### Problem details
Make an exact copy of the lines below.

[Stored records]
— Start —
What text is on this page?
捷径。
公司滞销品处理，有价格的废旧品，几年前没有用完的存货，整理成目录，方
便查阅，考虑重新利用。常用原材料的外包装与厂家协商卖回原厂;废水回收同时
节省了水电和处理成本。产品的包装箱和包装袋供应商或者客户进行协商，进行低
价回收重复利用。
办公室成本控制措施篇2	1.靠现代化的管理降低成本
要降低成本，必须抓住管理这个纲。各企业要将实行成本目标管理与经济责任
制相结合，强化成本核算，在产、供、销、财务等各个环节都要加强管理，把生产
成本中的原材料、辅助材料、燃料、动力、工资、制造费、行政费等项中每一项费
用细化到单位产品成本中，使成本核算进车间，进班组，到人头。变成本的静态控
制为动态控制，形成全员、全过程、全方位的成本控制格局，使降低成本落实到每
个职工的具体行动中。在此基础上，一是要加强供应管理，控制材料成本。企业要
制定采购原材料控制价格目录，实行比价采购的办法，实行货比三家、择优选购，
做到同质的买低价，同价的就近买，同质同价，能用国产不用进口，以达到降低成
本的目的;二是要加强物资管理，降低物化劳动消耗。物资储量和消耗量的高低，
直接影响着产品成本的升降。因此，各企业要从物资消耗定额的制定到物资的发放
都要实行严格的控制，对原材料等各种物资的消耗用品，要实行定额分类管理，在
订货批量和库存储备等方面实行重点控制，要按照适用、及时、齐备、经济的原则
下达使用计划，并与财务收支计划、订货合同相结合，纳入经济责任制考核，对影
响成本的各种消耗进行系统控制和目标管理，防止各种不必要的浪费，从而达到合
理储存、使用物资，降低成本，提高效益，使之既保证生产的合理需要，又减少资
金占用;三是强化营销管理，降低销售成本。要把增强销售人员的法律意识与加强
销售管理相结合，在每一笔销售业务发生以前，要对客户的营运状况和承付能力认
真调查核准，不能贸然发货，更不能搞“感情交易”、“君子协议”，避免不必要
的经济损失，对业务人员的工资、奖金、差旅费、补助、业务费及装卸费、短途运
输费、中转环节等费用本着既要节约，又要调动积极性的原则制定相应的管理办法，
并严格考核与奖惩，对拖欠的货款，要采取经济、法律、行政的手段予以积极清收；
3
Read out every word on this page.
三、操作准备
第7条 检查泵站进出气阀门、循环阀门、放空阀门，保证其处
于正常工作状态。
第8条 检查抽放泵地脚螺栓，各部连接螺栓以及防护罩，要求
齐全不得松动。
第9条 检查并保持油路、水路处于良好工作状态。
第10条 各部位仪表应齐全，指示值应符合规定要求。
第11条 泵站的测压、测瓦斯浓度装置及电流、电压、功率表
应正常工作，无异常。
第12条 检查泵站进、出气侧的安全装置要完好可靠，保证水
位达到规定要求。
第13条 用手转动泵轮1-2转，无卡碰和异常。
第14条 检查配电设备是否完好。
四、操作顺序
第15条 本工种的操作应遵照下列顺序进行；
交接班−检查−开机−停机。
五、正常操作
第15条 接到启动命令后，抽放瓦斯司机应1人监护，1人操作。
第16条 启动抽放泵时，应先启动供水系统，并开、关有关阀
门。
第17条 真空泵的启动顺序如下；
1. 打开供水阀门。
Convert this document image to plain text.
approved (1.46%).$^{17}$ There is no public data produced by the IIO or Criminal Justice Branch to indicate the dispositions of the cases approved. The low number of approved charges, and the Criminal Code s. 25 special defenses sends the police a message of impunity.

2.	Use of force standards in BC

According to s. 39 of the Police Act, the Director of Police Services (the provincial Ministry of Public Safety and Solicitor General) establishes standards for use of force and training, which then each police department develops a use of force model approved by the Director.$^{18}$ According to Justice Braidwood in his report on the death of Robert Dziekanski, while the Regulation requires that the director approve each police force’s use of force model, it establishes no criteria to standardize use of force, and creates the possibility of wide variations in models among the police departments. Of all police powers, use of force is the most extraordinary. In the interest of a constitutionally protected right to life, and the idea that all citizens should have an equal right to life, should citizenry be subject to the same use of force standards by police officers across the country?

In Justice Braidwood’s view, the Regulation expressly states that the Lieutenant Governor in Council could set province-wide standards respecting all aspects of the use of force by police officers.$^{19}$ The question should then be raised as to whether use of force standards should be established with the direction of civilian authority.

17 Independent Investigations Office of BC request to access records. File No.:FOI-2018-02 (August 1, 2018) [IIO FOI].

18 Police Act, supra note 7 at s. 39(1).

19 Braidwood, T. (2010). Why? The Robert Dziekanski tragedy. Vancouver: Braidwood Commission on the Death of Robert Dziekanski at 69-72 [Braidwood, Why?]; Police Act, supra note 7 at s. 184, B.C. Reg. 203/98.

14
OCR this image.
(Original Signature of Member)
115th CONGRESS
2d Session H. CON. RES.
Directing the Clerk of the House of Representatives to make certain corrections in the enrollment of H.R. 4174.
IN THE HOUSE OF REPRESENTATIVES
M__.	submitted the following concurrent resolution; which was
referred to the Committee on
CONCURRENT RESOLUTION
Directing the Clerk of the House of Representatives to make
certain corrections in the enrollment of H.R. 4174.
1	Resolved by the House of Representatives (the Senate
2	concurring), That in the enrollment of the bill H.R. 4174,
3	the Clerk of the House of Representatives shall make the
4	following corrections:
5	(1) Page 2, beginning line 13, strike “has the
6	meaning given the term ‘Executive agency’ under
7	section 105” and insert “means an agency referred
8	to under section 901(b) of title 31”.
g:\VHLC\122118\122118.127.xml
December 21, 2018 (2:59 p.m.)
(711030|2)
— End —
### Result of this exercise
What text is on this page?
捷径。
公司滞销品处理，有价格的废旧品，几年前没有用完的存货，整理成目录，方
便查阅，考虑重新利用。常用原材料的外包装与厂家协商卖回原厂;废水回收同时
节省了水电和处理成本。产品的包装箱和包装袋供应商或者客户进行协商，进行低
价回收重复利用。
办公室成本控制措施篇2	1.靠现代化的管理降低成本
要降低成本，必须抓住管理这个纲。各企业要将实行成本目标管理与经济责任
制相结合，强化成本核算，在产、供、销、财务等各个环节都要加强管理，把生产
成本中的原材料、辅助材料、燃料、动力、工资、制造费、行政费等项中每一项费
用细化到单位产品成本中，使成本核算进车间，进班组，到人头。变成本的静态控
制为动态控制，形成全员、全过程、全方位的成本控制格局，使降低成本落实到每
个职工的具体行动中。在此基础上，一是要加强供应管理，控制材料成本。企业要
制定采购原材料控制价格目录，实行比价采购的办法，实行货比三家、择优选购，
做到同质的买低价，同价的就近买，同质同价，能用国产不用进口，以达到降低成
本的目的;二是要加强物资管理，降低物化劳动消耗。物资储量和消耗量的高低，
直接影响着产品成本的升降。因此，各企业要从物资消耗定额的制定到物资的发放
都要实行严格的控制，对原材料等各种物资的消耗用品，要实行定额分类管理，在
订货批量和库存储备等方面实行重点控制，要按照适用、及时、齐备、经济的原则
下达使用计划，并与财务收支计划、订货合同相结合，纳入经济责任制考核，对影
响成本的各种消耗进行系统控制和目标管理，防止各种不必要的浪费，从而达到合
理储存、使用物资，降低成本，提高效益，使之既保证生产的合理需要，又减少资
金占用;三是强化营销管理，降低销售成本。要把增强销售人员的法律意识与加强
销售管理相结合，在每一笔销售业务发生以前，要对客户的营运状况和承付能力认
真调查核准，不能贸然发货，更不能搞“感情交易”、“君子协议”，避免不必要
的经济损失，对业务人员的工资、奖金、差旅费、补助、业务费及装卸费、短途运
输费、中转环节等费用本着既要节约，又要调动积极性的原则制定相应的管理办法，
并严格考核与奖惩，对拖欠的货款，要采取经济、法律、行政的手段予以积极清收；
3
Read out every word on this page.
三、操作准备
第7条 检查泵站进出气阀门、循环阀门、放空阀门，保证其处
于正常工作状态。
第8条 检查抽放泵地脚螺栓，各部连接螺栓以及防护罩，要求
齐全不得松动。
第9条 检查并保持油路、水路处于良好工作状态。
第10条 各部位仪表应齐全，指示值应符合规定要求。
第11条 泵站的测压、测瓦斯浓度装置及电流、电压、功率表
应正常工作，无异常。
第12条 检查泵站进、出气侧的安全装置要完好可靠，保证水
位达到规定要求。
第13条 用手转动泵轮1-2转，无卡碰和异常。
第14条 检查配电设备是否完好。
四、操作顺序
第15条 本工种的操作应遵照下列顺序进行；
交接班−检查−开机−停机。
五、正常操作
第15条 接到启动命令后，抽放瓦斯司机应1人监护，1人操作。
第16条 启动抽放泵时，应先启动供水系统，并开、关有关阀
门。
第17条 真空泵的启动顺序如下；
1. 打开供水阀门。
Convert this document image to plain text.
approved (1.46%).$^{17}$ There is no public data produced by the IIO or Criminal Justice Branch to indicate the dispositions of the cases approved. The low number of approved charges, and the Criminal Code s. 25 special defenses sends the police a message of impunity.

2.	Use of force standards in BC

According to s. 39 of the Police Act, the Director of Police Services (the provincial Ministry of Public Safety and Solicitor General) establishes standards for use of force and training, which then each police department develops a use of force model approved by the Director.$^{18}$ According to Justice Braidwood in his report on the death of Robert Dziekanski, while the Regulation requires that the director approve each police force’s use of force model, it establishes no criteria to standardize use of force, and creates the possibility of wide variations in models among the police departments. Of all police powers, use of force is the most extraordinary. In the interest of a constitutionally protected right to life, and the idea that all citizens should have an equal right to life, should citizenry be subject to the same use of force standards by police officers across the country?

In Justice Braidwood’s view, the Regulation expressly states that the Lieutenant Governor in Council could set province-wide standards respecting all aspects of the use of force by police officers.$^{19}$ The question should then be raised as to whether use of force standards should be established with the direction of civilian authority.

17 Independent Investigations Office of BC request to access records. File No.:FOI-2018-02 (August 1, 2018) [IIO FOI].

18 Police Act, supra note 7 at s. 39(1).

19 Braidwood, T. (2010). Why? The Robert Dziekanski tragedy. Vancouver: Braidwood Commission on the Death of Robert Dziekanski at 69-72 [Braidwood, Why?]; Police Act, supra note 7 at s. 184, B.C. Reg. 203/98.

14
OCR this image.
(Original Signature of Member)
115th CONGRESS
2d Session H. CON. RES.
Directing the Clerk of the House of Representatives to make certain corrections in the enrollment of H.R. 4174.
IN THE HOUSE OF REPRESENTATIVES
M__.	submitted the following concurrent resolution; which was
referred to the Committee on
CONCURRENT RESOLUTION
Directing the Clerk of the House of Representatives to make
certain corrections in the enrollment of H.R. 4174.
1	Resolved by the House of Representatives (the Senate
2	concurring), That in the enrollment of the bill H.R. 4174,
3	the Clerk of the House of Representatives shall make the
4	following corrections:
5	(1) Page 2, beginning line 13, strike “has the
6	meaning given the term ‘Executive agency’ under
7	section 105” and insert “means an agency referred
8	to under section 901(b) of title 31”.
g:\VHLC\122118\122118.127.xml
December 21, 2018 (2:59 p.m.)
(711030|2)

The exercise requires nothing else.